:: Directions ::
From the listing below, extract every line in which the word "radar" appears.

:: Dataset extract ::

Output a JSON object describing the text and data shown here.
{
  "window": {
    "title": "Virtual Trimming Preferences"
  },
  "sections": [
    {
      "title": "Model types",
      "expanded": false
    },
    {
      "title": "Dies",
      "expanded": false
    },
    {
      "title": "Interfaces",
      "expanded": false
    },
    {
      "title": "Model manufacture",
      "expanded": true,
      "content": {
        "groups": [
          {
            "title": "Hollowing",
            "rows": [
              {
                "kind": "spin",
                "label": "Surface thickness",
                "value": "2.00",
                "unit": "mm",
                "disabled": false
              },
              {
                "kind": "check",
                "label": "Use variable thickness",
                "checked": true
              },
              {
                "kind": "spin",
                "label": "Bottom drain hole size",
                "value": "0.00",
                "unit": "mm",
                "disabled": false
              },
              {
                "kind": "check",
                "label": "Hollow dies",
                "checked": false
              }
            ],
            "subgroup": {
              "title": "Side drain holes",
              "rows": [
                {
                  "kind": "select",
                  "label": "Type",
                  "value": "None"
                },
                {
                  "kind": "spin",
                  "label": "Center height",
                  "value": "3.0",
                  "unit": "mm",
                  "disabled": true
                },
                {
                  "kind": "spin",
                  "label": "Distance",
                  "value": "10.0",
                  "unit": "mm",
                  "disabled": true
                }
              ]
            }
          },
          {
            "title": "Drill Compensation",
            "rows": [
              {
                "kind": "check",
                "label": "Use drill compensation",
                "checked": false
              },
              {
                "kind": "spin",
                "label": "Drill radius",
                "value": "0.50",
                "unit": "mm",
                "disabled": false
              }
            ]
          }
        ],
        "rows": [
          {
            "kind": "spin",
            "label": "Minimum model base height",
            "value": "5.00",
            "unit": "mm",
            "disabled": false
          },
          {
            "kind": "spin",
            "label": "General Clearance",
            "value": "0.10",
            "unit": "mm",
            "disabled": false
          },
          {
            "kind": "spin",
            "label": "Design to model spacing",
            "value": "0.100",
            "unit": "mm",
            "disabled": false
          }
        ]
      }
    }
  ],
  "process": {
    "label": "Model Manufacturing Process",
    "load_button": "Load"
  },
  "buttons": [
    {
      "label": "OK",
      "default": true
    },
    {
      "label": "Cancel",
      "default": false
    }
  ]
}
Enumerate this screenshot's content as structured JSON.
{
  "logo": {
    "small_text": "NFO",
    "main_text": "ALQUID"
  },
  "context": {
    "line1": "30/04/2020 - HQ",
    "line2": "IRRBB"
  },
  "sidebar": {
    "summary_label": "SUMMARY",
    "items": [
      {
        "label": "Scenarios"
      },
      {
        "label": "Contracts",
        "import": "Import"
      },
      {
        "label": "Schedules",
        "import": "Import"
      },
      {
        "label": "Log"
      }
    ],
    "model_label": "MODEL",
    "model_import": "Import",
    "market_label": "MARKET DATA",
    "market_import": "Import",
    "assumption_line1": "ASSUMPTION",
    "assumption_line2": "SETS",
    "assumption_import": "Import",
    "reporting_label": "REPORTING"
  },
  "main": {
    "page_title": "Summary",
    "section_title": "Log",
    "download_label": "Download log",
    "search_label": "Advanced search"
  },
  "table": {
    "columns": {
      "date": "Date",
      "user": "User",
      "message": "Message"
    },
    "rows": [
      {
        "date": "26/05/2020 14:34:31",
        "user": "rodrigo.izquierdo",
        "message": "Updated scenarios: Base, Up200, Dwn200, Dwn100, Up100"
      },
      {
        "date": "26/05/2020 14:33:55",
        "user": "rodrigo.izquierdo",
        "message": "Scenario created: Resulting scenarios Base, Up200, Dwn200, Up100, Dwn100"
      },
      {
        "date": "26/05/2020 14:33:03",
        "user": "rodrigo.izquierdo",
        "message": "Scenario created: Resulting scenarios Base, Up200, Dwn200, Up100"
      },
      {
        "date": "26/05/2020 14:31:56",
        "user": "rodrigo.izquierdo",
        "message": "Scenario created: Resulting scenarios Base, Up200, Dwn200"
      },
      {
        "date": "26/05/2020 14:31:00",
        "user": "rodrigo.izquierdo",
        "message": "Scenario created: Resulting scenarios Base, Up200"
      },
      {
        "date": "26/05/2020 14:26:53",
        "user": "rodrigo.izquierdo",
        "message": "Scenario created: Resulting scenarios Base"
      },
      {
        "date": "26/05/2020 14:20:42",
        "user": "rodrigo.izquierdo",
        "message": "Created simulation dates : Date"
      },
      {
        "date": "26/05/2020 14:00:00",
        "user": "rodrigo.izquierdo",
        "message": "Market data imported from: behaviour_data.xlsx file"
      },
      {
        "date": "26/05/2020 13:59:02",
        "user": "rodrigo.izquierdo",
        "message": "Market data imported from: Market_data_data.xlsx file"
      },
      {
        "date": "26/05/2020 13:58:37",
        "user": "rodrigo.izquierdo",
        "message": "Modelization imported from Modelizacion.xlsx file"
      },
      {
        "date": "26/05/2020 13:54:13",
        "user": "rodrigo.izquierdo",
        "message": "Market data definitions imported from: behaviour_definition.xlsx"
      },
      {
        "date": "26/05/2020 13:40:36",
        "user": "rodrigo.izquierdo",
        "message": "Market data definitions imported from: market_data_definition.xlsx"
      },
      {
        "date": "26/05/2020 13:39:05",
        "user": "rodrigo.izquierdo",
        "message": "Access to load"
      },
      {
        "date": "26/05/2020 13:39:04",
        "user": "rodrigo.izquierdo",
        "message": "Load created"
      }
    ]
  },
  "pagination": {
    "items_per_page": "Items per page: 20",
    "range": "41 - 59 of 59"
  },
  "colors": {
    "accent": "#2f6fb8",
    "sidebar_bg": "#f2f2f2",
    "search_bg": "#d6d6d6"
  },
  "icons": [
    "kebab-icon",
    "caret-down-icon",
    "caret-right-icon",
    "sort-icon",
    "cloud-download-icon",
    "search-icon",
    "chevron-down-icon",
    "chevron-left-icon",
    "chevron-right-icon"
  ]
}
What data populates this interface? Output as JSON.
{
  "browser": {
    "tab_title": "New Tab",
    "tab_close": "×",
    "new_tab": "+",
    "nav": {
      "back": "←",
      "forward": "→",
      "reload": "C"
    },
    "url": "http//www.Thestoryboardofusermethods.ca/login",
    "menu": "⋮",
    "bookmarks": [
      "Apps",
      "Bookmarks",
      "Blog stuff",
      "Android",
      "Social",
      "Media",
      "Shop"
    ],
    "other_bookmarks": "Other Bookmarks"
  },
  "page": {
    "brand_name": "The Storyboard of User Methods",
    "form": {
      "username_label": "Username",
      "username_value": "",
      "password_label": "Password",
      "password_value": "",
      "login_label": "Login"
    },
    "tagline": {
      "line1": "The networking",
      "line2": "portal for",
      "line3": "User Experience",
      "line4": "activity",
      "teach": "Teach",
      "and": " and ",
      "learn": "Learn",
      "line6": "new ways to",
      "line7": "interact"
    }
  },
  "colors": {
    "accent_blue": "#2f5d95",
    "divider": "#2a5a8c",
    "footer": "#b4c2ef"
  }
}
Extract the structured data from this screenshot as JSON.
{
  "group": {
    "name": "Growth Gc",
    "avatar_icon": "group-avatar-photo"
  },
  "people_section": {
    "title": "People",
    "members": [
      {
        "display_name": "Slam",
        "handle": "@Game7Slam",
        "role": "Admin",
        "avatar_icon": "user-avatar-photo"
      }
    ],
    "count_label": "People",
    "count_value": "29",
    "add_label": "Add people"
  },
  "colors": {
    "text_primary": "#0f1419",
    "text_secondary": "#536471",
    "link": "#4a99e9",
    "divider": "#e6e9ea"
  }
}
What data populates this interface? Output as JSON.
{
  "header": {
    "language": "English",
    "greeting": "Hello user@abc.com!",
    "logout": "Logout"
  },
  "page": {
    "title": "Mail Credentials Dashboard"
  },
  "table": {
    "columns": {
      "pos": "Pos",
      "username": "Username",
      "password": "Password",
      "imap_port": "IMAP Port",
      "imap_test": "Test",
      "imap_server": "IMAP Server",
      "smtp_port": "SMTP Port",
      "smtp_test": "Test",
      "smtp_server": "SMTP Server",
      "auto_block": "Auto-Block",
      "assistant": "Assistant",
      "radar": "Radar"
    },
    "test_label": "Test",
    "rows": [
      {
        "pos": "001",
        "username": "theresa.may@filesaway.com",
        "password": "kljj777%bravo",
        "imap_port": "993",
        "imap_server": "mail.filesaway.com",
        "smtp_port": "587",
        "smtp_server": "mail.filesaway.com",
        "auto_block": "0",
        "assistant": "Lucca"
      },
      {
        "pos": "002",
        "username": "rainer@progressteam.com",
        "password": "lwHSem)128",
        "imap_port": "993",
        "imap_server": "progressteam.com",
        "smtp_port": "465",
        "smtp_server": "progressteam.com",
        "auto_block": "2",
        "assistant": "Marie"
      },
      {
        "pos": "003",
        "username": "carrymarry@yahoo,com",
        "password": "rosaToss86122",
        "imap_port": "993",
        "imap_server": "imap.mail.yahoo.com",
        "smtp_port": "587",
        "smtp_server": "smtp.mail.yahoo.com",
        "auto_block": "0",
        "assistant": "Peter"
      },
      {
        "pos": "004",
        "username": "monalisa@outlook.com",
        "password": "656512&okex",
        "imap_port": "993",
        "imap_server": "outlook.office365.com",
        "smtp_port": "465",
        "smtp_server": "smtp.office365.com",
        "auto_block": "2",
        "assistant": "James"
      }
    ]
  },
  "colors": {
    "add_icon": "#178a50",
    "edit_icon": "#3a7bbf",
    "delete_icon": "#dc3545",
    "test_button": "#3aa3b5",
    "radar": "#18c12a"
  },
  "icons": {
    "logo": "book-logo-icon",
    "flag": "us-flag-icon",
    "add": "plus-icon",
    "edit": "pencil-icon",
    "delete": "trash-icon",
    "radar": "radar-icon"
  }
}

:: Completed task ::
      "radar": "Radar"
    "radar": "#18c12a"
    "radar": "radar-icon"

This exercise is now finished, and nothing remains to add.